- **WORK INSTRUCTIONS**
Identify and pull out each line of the entries in which "verified" occurs.

- **PROVIDED DATA**
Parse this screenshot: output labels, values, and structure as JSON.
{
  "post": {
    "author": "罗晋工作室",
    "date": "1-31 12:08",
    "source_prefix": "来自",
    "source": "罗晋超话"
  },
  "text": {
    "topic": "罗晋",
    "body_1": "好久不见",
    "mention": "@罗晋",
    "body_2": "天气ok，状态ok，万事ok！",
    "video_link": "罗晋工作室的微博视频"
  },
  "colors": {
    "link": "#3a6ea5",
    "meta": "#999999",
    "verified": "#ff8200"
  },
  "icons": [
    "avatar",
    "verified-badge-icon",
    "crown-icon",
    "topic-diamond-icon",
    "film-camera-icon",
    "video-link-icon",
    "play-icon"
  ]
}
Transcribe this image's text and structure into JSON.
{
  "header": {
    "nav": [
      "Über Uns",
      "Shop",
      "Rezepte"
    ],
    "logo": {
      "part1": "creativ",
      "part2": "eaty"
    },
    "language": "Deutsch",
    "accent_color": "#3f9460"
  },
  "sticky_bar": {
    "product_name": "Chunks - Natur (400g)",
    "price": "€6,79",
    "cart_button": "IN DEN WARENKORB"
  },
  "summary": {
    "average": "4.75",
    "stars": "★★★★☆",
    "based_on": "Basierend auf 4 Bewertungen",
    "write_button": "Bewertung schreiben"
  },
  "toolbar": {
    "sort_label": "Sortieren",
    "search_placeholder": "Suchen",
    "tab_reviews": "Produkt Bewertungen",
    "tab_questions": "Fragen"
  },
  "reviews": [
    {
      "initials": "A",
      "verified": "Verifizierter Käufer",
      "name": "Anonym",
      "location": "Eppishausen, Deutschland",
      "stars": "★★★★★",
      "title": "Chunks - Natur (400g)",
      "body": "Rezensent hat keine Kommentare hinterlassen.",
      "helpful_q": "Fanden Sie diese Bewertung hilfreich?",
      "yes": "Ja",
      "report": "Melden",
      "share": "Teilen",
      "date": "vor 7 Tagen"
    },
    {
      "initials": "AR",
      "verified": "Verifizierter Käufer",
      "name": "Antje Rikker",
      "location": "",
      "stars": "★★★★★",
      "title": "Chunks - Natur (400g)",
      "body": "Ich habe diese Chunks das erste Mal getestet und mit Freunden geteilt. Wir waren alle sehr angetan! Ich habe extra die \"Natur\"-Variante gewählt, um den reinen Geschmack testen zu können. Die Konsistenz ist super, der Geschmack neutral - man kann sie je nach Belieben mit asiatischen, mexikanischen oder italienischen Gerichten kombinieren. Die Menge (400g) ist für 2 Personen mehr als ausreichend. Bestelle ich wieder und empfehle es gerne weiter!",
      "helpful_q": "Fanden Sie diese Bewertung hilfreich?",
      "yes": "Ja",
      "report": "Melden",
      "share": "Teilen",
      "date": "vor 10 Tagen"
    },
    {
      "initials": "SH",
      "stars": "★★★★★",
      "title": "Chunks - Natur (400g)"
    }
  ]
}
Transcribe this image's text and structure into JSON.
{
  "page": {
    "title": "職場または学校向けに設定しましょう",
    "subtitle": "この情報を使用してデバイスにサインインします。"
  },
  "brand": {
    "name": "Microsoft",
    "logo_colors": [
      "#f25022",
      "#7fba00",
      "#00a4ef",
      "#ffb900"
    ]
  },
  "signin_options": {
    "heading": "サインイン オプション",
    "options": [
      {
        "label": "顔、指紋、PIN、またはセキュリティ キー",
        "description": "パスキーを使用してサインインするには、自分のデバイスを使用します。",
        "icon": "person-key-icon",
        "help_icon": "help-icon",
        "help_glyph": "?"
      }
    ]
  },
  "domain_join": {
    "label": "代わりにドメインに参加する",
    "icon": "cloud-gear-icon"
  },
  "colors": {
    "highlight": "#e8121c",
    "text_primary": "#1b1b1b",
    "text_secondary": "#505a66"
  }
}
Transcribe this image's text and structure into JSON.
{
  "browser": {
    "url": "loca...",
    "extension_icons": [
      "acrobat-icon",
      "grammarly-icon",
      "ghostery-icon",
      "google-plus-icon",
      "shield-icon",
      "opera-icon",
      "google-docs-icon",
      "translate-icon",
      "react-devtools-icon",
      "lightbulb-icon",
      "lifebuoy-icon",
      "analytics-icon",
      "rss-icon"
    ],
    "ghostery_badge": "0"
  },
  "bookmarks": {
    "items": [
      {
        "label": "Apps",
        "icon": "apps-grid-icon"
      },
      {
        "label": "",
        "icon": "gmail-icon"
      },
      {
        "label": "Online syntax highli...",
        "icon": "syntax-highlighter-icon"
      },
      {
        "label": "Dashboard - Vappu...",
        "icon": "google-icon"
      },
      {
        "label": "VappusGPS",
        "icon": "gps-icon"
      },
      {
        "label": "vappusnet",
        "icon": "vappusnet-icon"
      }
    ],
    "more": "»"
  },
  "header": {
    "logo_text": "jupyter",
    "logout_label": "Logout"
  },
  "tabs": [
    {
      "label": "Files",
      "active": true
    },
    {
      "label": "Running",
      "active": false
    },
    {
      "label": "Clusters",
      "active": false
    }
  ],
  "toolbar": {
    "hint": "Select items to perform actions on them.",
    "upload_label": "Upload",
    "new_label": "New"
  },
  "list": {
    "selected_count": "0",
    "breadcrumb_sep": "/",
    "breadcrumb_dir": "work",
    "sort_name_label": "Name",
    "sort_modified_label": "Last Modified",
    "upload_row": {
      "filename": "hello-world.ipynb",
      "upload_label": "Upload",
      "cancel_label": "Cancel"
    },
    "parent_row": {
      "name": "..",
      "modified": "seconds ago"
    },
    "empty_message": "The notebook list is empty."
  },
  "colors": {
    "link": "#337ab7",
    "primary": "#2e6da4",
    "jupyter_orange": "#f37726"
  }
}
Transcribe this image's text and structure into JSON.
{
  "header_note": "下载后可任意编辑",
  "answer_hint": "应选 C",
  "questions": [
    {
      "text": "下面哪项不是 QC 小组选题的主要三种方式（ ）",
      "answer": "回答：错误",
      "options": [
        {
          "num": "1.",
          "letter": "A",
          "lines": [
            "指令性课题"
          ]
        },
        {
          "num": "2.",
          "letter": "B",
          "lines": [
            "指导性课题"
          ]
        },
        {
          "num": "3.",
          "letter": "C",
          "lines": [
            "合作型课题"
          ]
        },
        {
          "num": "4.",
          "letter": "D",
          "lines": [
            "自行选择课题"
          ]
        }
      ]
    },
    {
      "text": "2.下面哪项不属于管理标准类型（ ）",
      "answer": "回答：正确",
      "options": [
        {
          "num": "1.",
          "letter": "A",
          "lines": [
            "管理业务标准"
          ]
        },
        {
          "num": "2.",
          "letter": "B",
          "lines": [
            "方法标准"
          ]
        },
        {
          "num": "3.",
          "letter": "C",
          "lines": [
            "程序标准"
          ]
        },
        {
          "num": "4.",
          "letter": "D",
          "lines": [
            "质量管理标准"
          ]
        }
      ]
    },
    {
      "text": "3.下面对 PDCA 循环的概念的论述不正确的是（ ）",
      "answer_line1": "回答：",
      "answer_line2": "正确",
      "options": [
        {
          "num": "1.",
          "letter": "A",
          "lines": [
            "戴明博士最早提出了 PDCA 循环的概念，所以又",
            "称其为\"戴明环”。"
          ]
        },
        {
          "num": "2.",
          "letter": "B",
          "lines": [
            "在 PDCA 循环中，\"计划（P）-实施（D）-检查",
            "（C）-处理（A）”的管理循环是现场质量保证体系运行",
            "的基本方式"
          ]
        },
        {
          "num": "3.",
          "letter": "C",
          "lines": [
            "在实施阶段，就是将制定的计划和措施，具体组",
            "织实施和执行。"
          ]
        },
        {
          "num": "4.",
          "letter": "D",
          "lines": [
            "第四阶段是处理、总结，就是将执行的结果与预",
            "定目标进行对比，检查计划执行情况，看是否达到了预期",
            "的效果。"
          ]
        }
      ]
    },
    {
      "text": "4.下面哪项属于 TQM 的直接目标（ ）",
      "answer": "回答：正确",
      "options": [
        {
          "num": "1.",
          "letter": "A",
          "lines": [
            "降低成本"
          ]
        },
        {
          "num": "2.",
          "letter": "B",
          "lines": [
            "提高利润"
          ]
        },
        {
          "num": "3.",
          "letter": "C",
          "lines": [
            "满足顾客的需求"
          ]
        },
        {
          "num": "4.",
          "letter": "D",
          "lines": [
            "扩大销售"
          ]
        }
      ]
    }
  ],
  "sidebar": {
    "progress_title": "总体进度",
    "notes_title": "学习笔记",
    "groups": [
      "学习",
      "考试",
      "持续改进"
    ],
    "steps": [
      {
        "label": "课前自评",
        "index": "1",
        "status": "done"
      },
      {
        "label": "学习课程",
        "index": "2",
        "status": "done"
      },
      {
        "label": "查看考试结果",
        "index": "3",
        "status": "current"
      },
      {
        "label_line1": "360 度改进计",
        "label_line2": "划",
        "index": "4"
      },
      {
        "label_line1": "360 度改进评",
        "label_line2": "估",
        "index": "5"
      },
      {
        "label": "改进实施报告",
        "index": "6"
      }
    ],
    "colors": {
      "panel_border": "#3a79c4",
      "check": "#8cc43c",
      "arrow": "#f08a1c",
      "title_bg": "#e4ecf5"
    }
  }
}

- **COMPLETED TASK**
    "verified": "#ff8200"
    "verified-badge-icon",
      "verified": "Verifizierter Käufer",
      "verified": "Verifizierter Käufer",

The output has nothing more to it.